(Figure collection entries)
----------

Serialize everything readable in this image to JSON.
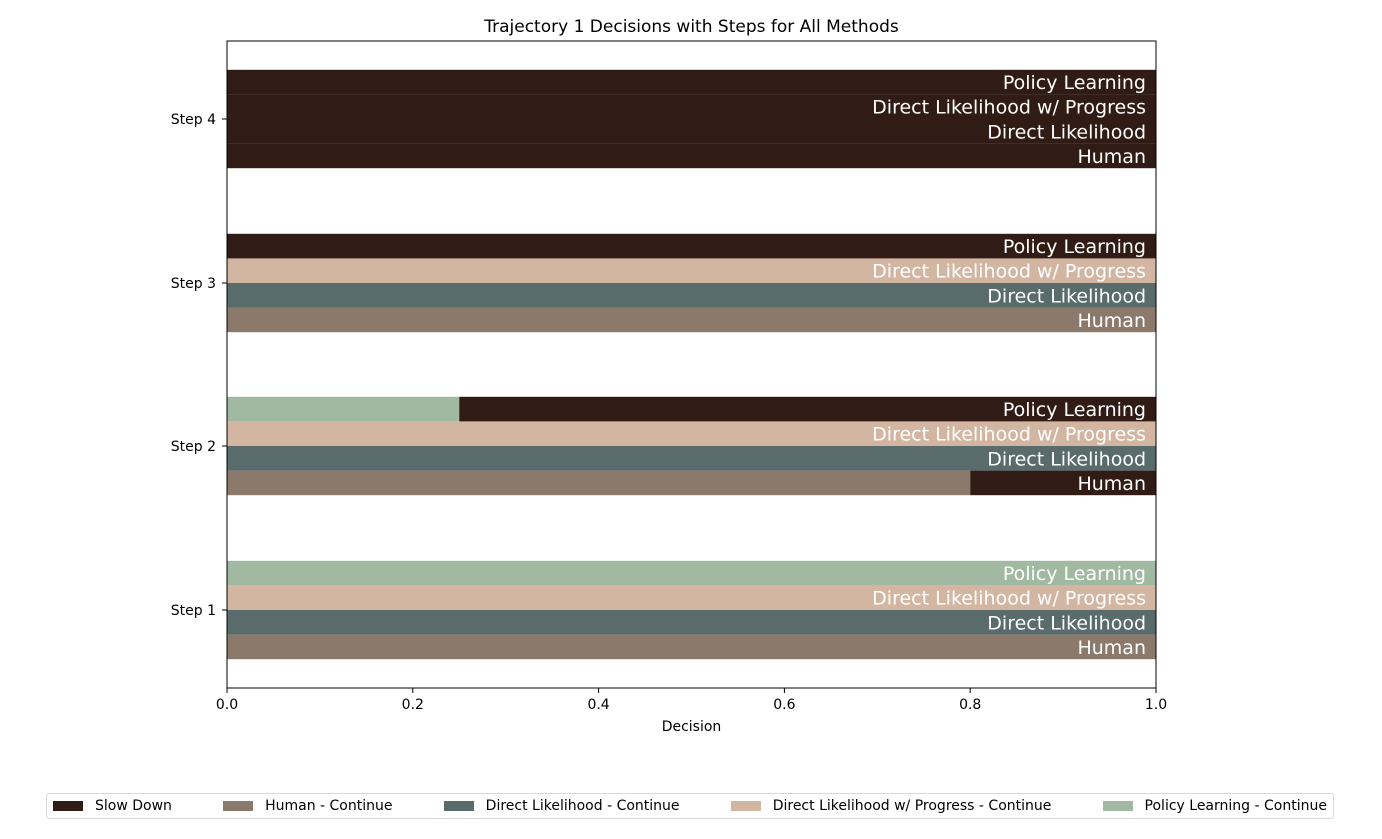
{
  "chart_data": {
    "type": "bar",
    "orientation": "horizontal-stacked",
    "title": "Trajectory 1 Decisions with Steps for All Methods",
    "xlabel": "Decision",
    "ylabel": "",
    "xlim": [
      0,
      1
    ],
    "xticks": [
      "0.0",
      "0.2",
      "0.4",
      "0.6",
      "0.8",
      "1.0"
    ],
    "categories": [
      "Step 1",
      "Step 2",
      "Step 3",
      "Step 4"
    ],
    "methods": [
      "Human",
      "Direct Likelihood",
      "Direct Likelihood w/ Progress",
      "Policy Learning"
    ],
    "colors": {
      "slow_down": "#301c14",
      "Human": "#8b7a6c",
      "Direct Likelihood": "#5a6b6c",
      "Direct Likelihood w/ Progress": "#d3b6a2",
      "Policy Learning": "#a2b9a1"
    },
    "continue_fraction": {
      "Step 1": [
        1.0,
        1.0,
        1.0,
        1.0
      ],
      "Step 2": [
        0.8,
        1.0,
        1.0,
        0.25
      ],
      "Step 3": [
        1.0,
        1.0,
        1.0,
        0.0
      ],
      "Step 4": [
        0.0,
        0.0,
        0.0,
        0.0
      ]
    },
    "legend": {
      "placement": "bottom",
      "entries": [
        {
          "label": "Slow Down",
          "color": "#301c14"
        },
        {
          "label": "Human - Continue",
          "color": "#8b7a6c"
        },
        {
          "label": "Direct Likelihood - Continue",
          "color": "#5a6b6c"
        },
        {
          "label": "Direct Likelihood w/ Progress - Continue",
          "color": "#d3b6a2"
        },
        {
          "label": "Policy Learning - Continue",
          "color": "#a2b9a1"
        }
      ]
    }
  }
}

----------

### Prompt
Omitting all images, retype each line of the records precisely.

### Task response
Serialize everything readable in this image to JSON.
{
  "chart_data": {
    "type": "bar",
    "orientation": "horizontal-stacked",
    "title": "Trajectory 1 Decisions with Steps for All Methods",
    "xlabel": "Decision",
    "ylabel": "",
    "xlim": [
      0,
      1
    ],
    "xticks": [
      "0.0",
      "0.2",
      "0.4",
      "0.6",
      "0.8",
      "1.0"
    ],
    "categories": [
      "Step 1",
      "Step 2",
      "Step 3",
      "Step 4"
    ],
    "methods": [
      "Human",
      "Direct Likelihood",
      "Direct Likelihood w/ Progress",
      "Policy Learning"
    ],
    "colors": {
      "slow_down": "#301c14",
      "Human": "#8b7a6c",
      "Direct Likelihood": "#5a6b6c",
      "Direct Likelihood w/ Progress": "#d3b6a2",
      "Policy Learning": "#a2b9a1"
    },
    "continue_fraction": {
      "Step 1": [
        1.0,
        1.0,
        1.0,
        1.0
      ],
      "Step 2": [
        0.8,
        1.0,
        1.0,
        0.25
      ],
      "Step 3": [
        1.0,
        1.0,
        1.0,
        0.0
      ],
      "Step 4": [
        0.0,
        0.0,
        0.0,
        0.0
      ]
    },
    "legend": {
      "placement": "bottom",
      "entries": [
        {
          "label": "Slow Down",
          "color": "#301c14"
        },
        {
          "label": "Human - Continue",
          "color": "#8b7a6c"
        },
        {
          "label": "Direct Likelihood - Continue",
          "color": "#5a6b6c"
        },
        {
          "label": "Direct Likelihood w/ Progress - Continue",
          "color": "#d3b6a2"
        },
        {
          "label": "Policy Learning - Continue",
          "color": "#a2b9a1"
        }
      ]
    }
  }
}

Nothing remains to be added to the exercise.